Exercise input >>
⁂

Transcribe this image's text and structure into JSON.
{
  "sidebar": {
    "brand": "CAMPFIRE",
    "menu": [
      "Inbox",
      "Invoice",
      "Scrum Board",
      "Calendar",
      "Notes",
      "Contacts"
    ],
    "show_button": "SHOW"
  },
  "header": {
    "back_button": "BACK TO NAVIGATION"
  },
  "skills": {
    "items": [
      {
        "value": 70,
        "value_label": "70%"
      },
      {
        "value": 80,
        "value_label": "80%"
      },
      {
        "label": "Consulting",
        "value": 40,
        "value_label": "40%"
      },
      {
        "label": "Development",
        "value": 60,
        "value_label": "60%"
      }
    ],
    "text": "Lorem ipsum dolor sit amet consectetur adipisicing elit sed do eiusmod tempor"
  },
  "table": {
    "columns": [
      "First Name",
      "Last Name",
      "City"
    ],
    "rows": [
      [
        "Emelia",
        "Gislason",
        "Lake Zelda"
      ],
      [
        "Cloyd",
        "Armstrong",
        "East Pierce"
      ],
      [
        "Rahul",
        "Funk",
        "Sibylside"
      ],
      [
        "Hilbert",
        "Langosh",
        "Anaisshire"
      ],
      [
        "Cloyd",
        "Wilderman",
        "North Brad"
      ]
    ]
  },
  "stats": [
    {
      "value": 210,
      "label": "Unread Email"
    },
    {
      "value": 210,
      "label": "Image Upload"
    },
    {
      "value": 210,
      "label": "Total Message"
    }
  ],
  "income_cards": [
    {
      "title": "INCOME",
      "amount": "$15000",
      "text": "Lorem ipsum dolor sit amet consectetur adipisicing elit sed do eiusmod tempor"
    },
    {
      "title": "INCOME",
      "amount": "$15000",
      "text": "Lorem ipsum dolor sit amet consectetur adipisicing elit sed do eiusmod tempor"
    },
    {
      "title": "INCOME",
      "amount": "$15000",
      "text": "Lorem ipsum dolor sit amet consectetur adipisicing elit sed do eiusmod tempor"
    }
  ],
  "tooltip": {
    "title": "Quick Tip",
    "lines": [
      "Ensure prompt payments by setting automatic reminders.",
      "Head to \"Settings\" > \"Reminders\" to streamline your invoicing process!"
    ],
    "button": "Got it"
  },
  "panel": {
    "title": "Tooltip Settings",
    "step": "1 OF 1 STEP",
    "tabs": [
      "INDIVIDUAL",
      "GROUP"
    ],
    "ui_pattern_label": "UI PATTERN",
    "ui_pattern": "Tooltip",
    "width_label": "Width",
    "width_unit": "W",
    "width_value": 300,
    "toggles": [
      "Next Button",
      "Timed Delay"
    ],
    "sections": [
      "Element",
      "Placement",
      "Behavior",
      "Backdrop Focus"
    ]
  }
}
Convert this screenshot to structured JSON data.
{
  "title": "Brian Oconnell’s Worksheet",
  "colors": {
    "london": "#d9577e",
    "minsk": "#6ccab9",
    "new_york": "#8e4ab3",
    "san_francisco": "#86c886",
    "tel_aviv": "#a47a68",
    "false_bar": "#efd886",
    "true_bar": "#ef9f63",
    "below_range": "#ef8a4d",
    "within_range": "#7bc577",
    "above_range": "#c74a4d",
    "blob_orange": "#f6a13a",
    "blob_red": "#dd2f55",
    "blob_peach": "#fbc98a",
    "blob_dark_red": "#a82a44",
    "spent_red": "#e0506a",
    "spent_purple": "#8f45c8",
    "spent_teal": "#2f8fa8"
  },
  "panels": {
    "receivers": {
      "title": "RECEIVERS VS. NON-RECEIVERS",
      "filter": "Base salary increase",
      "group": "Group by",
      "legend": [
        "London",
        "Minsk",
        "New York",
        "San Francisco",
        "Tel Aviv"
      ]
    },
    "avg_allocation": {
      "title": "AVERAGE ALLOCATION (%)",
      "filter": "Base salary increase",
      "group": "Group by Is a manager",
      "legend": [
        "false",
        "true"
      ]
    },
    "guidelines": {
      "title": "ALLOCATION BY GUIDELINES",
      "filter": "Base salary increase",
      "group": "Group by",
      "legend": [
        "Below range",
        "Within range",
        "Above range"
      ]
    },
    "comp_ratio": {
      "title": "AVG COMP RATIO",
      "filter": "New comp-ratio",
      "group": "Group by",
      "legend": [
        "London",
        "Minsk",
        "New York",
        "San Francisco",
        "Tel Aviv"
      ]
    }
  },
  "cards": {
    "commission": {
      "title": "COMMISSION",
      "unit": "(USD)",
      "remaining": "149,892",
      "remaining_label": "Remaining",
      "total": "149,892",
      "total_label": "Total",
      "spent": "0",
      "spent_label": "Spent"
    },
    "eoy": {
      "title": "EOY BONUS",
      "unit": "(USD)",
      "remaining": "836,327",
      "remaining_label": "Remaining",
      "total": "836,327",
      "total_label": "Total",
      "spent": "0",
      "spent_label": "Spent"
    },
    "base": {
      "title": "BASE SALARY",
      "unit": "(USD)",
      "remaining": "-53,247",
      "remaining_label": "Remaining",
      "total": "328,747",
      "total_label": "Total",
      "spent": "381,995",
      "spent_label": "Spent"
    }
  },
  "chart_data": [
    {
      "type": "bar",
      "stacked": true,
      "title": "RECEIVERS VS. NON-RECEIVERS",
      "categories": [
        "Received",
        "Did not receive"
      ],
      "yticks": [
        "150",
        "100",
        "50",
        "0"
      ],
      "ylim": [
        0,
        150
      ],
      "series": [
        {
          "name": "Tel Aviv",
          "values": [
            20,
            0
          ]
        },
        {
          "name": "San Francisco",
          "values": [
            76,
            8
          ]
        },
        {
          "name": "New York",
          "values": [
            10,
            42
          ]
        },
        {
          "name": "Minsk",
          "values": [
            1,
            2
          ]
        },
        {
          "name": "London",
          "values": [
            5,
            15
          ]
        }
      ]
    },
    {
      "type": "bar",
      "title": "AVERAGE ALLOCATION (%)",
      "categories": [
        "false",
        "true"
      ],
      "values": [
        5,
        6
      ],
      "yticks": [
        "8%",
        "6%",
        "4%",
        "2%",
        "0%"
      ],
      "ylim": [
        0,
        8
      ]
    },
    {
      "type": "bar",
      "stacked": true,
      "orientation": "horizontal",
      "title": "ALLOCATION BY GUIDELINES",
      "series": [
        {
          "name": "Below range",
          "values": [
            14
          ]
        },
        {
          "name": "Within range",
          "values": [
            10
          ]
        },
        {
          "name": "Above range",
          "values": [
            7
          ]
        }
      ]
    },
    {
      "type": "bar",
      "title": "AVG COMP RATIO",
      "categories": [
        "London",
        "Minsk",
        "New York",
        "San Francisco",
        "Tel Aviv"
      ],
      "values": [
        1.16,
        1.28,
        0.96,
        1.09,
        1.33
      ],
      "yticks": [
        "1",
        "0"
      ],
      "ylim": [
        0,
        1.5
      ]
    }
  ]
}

⁂

Task brief >> Would you copy out each line exactly as written?

Result >>
Transcribe this image's text and structure into JSON.
{
  "sidebar": {
    "brand": "CAMPFIRE",
    "menu": [
      "Inbox",
      "Invoice",
      "Scrum Board",
      "Calendar",
      "Notes",
      "Contacts"
    ],
    "show_button": "SHOW"
  },
  "header": {
    "back_button": "BACK TO NAVIGATION"
  },
  "skills": {
    "items": [
      {
        "value": 70,
        "value_label": "70%"
      },
      {
        "value": 80,
        "value_label": "80%"
      },
      {
        "label": "Consulting",
        "value": 40,
        "value_label": "40%"
      },
      {
        "label": "Development",
        "value": 60,
        "value_label": "60%"
      }
    ],
    "text": "Lorem ipsum dolor sit amet consectetur adipisicing elit sed do eiusmod tempor"
  },
  "table": {
    "columns": [
      "First Name",
      "Last Name",
      "City"
    ],
    "rows": [
      [
        "Emelia",
        "Gislason",
        "Lake Zelda"
      ],
      [
        "Cloyd",
        "Armstrong",
        "East Pierce"
      ],
      [
        "Rahul",
        "Funk",
        "Sibylside"
      ],
      [
        "Hilbert",
        "Langosh",
        "Anaisshire"
      ],
      [
        "Cloyd",
        "Wilderman",
        "North Brad"
      ]
    ]
  },
  "stats": [
    {
      "value": 210,
      "label": "Unread Email"
    },
    {
      "value": 210,
      "label": "Image Upload"
    },
    {
      "value": 210,
      "label": "Total Message"
    }
  ],
  "income_cards": [
    {
      "title": "INCOME",
      "amount": "$15000",
      "text": "Lorem ipsum dolor sit amet consectetur adipisicing elit sed do eiusmod tempor"
    },
    {
      "title": "INCOME",
      "amount": "$15000",
      "text": "Lorem ipsum dolor sit amet consectetur adipisicing elit sed do eiusmod tempor"
    },
    {
      "title": "INCOME",
      "amount": "$15000",
      "text": "Lorem ipsum dolor sit amet consectetur adipisicing elit sed do eiusmod tempor"
    }
  ],
  "tooltip": {
    "title": "Quick Tip",
    "lines": [
      "Ensure prompt payments by setting automatic reminders.",
      "Head to \"Settings\" > \"Reminders\" to streamline your invoicing process!"
    ],
    "button": "Got it"
  },
  "panel": {
    "title": "Tooltip Settings",
    "step": "1 OF 1 STEP",
    "tabs": [
      "INDIVIDUAL",
      "GROUP"
    ],
    "ui_pattern_label": "UI PATTERN",
    "ui_pattern": "Tooltip",
    "width_label": "Width",
    "width_unit": "W",
    "width_value": 300,
    "toggles": [
      "Next Button",
      "Timed Delay"
    ],
    "sections": [
      "Element",
      "Placement",
      "Behavior",
      "Backdrop Focus"
    ]
  }
}
Convert this screenshot to structured JSON data.
{
  "title": "Brian Oconnell’s Worksheet",
  "colors": {
    "london": "#d9577e",
    "minsk": "#6ccab9",
    "new_york": "#8e4ab3",
    "san_francisco": "#86c886",
    "tel_aviv": "#a47a68",
    "false_bar": "#efd886",
    "true_bar": "#ef9f63",
    "below_range": "#ef8a4d",
    "within_range": "#7bc577",
    "above_range": "#c74a4d",
    "blob_orange": "#f6a13a",
    "blob_red": "#dd2f55",
    "blob_peach": "#fbc98a",
    "blob_dark_red": "#a82a44",
    "spent_red": "#e0506a",
    "spent_purple": "#8f45c8",
    "spent_teal": "#2f8fa8"
  },
  "panels": {
    "receivers": {
      "title": "RECEIVERS VS. NON-RECEIVERS",
      "filter": "Base salary increase",
      "group": "Group by",
      "legend": [
        "London",
        "Minsk",
        "New York",
        "San Francisco",
        "Tel Aviv"
      ]
    },
    "avg_allocation": {
      "title": "AVERAGE ALLOCATION (%)",
      "filter": "Base salary increase",
      "group": "Group by Is a manager",
      "legend": [
        "false",
        "true"
      ]
    },
    "guidelines": {
      "title": "ALLOCATION BY GUIDELINES",
      "filter": "Base salary increase",
      "group": "Group by",
      "legend": [
        "Below range",
        "Within range",
        "Above range"
      ]
    },
    "comp_ratio": {
      "title": "AVG COMP RATIO",
      "filter": "New comp-ratio",
      "group": "Group by",
      "legend": [
        "London",
        "Minsk",
        "New York",
        "San Francisco",
        "Tel Aviv"
      ]
    }
  },
  "cards": {
    "commission": {
      "title": "COMMISSION",
      "unit": "(USD)",
      "remaining": "149,892",
      "remaining_label": "Remaining",
      "total": "149,892",
      "total_label": "Total",
      "spent": "0",
      "spent_label": "Spent"
    },
    "eoy": {
      "title": "EOY BONUS",
      "unit": "(USD)",
      "remaining": "836,327",
      "remaining_label": "Remaining",
      "total": "836,327",
      "total_label": "Total",
      "spent": "0",
      "spent_label": "Spent"
    },
    "base": {
      "title": "BASE SALARY",
      "unit": "(USD)",
      "remaining": "-53,247",
      "remaining_label": "Remaining",
      "total": "328,747",
      "total_label": "Total",
      "spent": "381,995",
      "spent_label": "Spent"
    }
  },
  "chart_data": [
    {
      "type": "bar",
      "stacked": true,
      "title": "RECEIVERS VS. NON-RECEIVERS",
      "categories": [
        "Received",
        "Did not receive"
      ],
      "yticks": [
        "150",
        "100",
        "50",
        "0"
      ],
      "ylim": [
        0,
        150
      ],
      "series": [
        {
          "name": "Tel Aviv",
          "values": [
            20,
            0
          ]
        },
        {
          "name": "San Francisco",
          "values": [
            76,
            8
          ]
        },
        {
          "name": "New York",
          "values": [
            10,
            42
          ]
        },
        {
          "name": "Minsk",
          "values": [
            1,
            2
          ]
        },
        {
          "name": "London",
          "values": [
            5,
            15
          ]
        }
      ]
    },
    {
      "type": "bar",
      "title": "AVERAGE ALLOCATION (%)",
      "categories": [
        "false",
        "true"
      ],
      "values": [
        5,
        6
      ],
      "yticks": [
        "8%",
        "6%",
        "4%",
        "2%",
        "0%"
      ],
      "ylim": [
        0,
        8
      ]
    },
    {
      "type": "bar",
      "stacked": true,
      "orientation": "horizontal",
      "title": "ALLOCATION BY GUIDELINES",
      "series": [
        {
          "name": "Below range",
          "values": [
            14
          ]
        },
        {
          "name": "Within range",
          "values": [
            10
          ]
        },
        {
          "name": "Above range",
          "values": [
            7
          ]
        }
      ]
    },
    {
      "type": "bar",
      "title": "AVG COMP RATIO",
      "categories": [
        "London",
        "Minsk",
        "New York",
        "San Francisco",
        "Tel Aviv"
      ],
      "values": [
        1.16,
        1.28,
        0.96,
        1.09,
        1.33
      ],
      "yticks": [
        "1",
        "0"
      ],
      "ylim": [
        0,
        1.5
      ]
    }
  ]
}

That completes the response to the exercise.